(WORK TO DO) Copy each line below in which the word "would" occurs.

(DATA PROVIDED)

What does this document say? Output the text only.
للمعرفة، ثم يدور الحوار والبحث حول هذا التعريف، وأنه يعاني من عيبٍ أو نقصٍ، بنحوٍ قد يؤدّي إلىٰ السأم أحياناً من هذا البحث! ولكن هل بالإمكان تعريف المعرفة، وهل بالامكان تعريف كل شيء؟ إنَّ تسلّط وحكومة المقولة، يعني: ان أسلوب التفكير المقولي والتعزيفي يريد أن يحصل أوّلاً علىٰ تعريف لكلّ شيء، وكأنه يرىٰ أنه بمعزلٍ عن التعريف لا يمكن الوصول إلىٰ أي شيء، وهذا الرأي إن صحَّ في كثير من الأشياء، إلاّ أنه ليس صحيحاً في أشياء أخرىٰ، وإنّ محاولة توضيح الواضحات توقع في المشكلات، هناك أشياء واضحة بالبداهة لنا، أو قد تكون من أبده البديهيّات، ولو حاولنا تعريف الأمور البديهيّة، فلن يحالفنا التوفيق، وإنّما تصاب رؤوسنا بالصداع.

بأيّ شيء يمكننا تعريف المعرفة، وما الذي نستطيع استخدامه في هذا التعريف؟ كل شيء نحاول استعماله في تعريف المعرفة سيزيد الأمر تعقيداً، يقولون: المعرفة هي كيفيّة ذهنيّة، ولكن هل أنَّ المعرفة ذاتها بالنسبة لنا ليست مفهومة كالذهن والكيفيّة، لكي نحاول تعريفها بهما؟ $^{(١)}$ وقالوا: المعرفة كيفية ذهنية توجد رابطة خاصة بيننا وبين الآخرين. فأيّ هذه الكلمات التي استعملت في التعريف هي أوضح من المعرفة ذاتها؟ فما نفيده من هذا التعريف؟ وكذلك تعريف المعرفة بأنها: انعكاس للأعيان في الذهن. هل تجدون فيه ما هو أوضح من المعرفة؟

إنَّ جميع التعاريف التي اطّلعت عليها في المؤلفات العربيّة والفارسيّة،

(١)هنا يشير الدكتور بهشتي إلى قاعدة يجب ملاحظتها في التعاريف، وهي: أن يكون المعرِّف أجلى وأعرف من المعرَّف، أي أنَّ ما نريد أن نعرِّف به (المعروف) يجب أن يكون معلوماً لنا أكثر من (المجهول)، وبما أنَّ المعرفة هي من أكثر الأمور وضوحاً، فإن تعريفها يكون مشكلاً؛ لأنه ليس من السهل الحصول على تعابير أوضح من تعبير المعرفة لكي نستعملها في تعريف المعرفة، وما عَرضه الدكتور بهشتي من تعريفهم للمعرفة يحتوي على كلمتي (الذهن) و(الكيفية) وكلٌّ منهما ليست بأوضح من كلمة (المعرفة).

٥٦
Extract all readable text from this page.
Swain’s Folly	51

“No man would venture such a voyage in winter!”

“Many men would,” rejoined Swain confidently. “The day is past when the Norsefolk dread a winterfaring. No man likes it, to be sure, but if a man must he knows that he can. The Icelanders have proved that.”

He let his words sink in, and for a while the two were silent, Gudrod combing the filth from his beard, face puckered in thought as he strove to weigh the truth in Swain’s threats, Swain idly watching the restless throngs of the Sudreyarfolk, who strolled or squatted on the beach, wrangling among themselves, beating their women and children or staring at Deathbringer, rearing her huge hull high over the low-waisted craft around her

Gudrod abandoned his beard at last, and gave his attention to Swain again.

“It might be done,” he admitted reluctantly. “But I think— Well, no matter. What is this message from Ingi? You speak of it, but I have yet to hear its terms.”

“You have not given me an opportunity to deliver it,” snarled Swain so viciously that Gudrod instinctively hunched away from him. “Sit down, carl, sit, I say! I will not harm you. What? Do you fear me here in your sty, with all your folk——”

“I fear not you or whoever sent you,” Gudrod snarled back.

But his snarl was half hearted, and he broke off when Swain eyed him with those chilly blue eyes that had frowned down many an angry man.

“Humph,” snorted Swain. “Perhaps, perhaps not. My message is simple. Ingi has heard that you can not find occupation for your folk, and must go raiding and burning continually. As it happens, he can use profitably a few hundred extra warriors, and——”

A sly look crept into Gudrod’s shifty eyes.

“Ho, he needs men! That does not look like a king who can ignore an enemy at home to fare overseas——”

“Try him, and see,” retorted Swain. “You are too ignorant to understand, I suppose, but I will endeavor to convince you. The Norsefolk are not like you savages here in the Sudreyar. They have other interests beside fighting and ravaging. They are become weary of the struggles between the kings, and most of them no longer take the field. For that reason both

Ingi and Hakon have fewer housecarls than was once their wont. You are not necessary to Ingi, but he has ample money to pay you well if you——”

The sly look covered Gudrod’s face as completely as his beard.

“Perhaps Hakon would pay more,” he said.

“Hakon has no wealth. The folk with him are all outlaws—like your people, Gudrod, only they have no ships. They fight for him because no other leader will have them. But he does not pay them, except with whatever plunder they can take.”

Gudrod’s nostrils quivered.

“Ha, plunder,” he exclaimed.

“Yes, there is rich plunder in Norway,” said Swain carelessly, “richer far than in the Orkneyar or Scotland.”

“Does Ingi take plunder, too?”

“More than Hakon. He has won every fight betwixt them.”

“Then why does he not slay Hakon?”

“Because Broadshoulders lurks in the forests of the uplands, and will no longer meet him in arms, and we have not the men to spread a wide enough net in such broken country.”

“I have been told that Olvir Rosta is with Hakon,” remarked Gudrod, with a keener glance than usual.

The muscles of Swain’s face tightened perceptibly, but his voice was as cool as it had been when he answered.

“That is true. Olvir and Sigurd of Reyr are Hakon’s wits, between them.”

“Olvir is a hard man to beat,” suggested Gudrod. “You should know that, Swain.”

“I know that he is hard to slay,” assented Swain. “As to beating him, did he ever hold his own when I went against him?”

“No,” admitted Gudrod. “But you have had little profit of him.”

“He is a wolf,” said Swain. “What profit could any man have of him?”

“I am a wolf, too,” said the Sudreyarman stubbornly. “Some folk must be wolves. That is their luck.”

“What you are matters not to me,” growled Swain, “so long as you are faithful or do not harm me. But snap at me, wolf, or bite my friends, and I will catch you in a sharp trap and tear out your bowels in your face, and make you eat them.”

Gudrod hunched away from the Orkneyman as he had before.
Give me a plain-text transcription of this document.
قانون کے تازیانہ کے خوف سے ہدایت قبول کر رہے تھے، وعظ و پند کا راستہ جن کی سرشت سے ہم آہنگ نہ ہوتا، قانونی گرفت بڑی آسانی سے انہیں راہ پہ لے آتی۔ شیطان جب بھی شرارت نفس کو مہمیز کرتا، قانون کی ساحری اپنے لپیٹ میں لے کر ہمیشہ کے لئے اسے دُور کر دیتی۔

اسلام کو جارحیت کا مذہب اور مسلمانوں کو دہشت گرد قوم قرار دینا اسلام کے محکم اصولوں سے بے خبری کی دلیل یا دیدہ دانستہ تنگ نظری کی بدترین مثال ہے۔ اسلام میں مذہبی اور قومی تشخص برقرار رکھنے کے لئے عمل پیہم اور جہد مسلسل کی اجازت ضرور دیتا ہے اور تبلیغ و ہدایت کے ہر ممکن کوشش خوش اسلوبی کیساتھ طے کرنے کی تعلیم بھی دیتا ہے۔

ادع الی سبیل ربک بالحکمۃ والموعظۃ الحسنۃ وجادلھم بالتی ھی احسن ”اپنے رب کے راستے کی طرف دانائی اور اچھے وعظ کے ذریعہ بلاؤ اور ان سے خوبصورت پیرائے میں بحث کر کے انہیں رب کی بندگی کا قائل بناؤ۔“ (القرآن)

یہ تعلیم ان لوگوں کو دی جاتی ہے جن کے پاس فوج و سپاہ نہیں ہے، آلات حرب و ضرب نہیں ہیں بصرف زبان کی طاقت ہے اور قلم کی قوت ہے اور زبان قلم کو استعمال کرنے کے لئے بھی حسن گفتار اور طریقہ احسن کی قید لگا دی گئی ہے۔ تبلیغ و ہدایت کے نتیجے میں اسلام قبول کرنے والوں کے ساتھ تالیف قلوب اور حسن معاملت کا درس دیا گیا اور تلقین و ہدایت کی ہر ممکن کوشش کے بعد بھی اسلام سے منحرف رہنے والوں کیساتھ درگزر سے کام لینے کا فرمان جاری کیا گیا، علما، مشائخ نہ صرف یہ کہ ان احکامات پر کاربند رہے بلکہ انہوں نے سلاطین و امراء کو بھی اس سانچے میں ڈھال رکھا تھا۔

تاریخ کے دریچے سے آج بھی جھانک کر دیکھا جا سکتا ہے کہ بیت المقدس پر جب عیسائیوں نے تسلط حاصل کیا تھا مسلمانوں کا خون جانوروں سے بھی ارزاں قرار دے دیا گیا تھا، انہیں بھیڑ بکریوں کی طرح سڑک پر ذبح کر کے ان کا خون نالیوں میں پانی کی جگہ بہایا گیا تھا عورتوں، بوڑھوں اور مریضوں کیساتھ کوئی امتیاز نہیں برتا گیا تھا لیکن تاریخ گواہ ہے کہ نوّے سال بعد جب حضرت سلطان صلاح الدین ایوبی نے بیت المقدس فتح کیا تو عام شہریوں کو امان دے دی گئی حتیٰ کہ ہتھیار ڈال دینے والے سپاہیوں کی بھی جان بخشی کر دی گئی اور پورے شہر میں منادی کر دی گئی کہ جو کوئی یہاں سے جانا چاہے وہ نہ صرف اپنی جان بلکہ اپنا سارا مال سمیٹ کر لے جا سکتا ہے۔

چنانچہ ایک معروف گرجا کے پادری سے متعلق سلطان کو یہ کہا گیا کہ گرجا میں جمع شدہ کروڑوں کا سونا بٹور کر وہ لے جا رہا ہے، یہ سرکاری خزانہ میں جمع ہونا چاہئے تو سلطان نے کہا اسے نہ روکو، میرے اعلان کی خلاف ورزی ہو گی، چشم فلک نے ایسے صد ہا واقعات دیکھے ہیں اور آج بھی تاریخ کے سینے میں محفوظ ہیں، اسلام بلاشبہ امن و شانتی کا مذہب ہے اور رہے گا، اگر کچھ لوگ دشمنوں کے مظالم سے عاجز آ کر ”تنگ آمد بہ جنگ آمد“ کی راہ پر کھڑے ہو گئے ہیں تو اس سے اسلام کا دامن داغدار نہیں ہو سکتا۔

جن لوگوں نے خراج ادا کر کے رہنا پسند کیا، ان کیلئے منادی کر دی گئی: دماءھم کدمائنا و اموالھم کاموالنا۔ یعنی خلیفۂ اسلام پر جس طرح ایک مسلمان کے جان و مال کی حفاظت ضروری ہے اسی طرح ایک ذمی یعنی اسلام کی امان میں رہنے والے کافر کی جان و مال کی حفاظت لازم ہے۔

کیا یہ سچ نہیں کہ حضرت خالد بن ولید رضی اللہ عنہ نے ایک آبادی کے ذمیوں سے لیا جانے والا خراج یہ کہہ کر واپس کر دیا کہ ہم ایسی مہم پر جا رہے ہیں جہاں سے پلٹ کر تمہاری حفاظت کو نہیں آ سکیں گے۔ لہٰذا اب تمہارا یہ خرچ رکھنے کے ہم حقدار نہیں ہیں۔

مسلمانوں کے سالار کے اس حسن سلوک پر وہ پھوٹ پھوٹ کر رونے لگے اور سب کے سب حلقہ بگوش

(SOLUTION TO THIS EXERCISE)
“No man would venture such a voyage in winter!”
“Many men would,” rejoined Swain confidently. “The day is past when the Norsefolk dread a winterfaring. No man likes it, to be sure, but if a man must he knows that he can. The Icelanders have proved that.”
“Perhaps Hakon would pay more,” he said.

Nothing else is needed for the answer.